> STORED ROWS:

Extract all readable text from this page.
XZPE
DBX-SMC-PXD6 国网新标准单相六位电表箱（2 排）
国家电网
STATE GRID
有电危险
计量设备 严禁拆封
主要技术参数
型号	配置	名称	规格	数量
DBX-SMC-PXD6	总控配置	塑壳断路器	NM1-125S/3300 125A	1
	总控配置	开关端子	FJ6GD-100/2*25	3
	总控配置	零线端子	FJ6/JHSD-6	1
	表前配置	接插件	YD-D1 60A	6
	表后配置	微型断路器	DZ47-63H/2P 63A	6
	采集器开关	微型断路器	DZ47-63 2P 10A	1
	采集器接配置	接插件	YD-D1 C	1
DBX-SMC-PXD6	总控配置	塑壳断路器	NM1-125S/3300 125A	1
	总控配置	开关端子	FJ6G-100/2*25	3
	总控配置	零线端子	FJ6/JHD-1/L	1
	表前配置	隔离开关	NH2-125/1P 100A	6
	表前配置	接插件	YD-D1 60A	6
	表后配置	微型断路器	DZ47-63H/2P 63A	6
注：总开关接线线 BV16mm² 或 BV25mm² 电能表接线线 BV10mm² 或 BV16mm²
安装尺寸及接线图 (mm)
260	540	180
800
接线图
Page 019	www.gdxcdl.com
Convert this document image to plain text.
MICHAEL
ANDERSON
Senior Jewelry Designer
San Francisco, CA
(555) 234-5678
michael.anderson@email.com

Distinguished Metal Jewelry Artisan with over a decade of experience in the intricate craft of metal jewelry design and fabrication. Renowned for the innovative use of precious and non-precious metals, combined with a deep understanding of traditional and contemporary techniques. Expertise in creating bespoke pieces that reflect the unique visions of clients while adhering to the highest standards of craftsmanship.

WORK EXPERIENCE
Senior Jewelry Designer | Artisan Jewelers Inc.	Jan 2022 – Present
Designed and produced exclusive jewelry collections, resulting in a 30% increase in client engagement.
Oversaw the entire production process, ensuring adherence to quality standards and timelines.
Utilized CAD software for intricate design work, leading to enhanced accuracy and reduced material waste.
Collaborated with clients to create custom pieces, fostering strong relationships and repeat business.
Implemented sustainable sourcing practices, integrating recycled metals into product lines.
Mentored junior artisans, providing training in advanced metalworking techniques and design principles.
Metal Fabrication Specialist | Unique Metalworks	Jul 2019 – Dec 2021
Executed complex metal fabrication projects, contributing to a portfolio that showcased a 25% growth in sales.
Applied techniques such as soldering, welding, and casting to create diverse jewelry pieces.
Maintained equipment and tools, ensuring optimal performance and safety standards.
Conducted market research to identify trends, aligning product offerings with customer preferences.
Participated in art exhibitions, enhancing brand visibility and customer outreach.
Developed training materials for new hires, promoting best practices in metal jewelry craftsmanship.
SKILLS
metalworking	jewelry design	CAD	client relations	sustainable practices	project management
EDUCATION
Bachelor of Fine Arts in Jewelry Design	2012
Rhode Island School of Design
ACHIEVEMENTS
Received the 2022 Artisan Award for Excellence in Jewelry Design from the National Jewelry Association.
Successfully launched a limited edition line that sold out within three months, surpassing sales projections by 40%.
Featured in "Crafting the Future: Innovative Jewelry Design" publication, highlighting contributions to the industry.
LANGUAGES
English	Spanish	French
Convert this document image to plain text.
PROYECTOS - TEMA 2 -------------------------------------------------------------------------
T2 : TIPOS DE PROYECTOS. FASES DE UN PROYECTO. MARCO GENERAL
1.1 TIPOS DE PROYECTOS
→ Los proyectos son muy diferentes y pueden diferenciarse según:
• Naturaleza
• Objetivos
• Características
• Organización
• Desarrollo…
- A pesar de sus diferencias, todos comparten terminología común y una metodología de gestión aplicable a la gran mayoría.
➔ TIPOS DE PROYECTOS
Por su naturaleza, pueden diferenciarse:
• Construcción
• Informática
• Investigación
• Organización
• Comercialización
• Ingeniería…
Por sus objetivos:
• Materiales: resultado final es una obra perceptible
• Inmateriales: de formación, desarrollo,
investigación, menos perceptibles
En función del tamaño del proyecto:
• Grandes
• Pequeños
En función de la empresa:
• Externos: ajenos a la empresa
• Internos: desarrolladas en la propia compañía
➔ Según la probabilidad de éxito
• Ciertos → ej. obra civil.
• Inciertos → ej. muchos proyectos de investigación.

> TASK TO COMPLETE:
Using the entries above, find all lines with "clients". Copy them.

> TASK OUTPUT:
Distinguished Metal Jewelry Artisan with over a decade of experience in the intricate craft of metal jewelry design and fabrication. Renowned for the innovative use of precious and non-precious metals, combined with a deep understanding of traditional and contemporary techniques. Expertise in creating bespoke pieces that reflect the unique visions of clients while adhering to the highest standards of craftsmanship.
Collaborated with clients to create custom pieces, fostering strong relationships and repeat business.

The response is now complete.